- [Task details] Copy out each line that includes the word "color".

::::::

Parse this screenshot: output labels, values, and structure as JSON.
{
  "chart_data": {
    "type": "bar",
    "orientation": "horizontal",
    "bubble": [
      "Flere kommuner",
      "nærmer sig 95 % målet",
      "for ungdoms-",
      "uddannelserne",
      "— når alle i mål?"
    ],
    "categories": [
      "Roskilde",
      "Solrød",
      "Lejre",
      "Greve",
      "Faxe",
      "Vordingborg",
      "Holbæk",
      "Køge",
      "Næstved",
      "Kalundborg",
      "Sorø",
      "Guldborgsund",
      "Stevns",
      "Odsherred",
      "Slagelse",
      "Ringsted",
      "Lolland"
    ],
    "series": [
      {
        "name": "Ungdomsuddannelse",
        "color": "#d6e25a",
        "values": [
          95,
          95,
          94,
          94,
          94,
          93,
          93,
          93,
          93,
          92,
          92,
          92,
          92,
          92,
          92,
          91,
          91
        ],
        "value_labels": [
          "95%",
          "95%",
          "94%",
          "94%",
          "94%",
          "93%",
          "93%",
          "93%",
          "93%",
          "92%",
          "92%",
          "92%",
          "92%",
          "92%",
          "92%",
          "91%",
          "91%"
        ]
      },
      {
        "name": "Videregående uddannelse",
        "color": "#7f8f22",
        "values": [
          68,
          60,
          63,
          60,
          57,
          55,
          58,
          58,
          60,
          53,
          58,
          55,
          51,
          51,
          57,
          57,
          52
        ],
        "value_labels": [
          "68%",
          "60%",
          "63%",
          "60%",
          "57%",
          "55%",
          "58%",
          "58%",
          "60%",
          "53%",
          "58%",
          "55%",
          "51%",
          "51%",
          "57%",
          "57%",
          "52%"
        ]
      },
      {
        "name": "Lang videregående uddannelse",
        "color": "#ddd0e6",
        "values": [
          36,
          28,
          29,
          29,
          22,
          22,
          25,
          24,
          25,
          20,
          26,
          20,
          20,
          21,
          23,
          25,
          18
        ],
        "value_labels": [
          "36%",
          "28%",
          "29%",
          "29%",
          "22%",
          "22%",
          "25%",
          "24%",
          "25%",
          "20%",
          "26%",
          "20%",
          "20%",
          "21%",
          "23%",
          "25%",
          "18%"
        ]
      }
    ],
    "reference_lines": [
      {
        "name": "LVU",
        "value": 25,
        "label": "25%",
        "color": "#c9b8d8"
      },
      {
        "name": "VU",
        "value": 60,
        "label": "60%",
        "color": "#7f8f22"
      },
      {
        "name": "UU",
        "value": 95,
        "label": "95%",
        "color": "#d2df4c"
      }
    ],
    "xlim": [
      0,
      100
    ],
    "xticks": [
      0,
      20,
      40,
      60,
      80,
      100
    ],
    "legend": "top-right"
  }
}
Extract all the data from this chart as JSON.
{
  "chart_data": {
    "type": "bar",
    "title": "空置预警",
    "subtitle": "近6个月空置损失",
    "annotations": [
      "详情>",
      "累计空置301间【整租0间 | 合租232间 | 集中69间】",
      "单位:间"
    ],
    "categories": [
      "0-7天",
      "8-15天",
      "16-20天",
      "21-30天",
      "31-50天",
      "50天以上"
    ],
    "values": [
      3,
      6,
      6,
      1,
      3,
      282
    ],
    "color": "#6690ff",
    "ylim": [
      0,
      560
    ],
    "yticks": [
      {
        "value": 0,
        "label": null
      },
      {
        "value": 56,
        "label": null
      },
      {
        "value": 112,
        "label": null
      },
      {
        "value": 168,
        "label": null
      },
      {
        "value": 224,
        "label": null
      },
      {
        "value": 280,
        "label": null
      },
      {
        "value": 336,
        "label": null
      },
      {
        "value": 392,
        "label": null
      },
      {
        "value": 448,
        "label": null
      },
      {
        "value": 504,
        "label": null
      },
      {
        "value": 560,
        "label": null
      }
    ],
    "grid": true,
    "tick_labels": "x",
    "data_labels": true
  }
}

::::::

- [Problem solution]
        "color": "#d6e25a",
        "color": "#7f8f22",
        "color": "#ddd0e6",
        "color": "#c9b8d8"
        "color": "#7f8f22"
        "color": "#d2df4c"
    "color": "#6690ff",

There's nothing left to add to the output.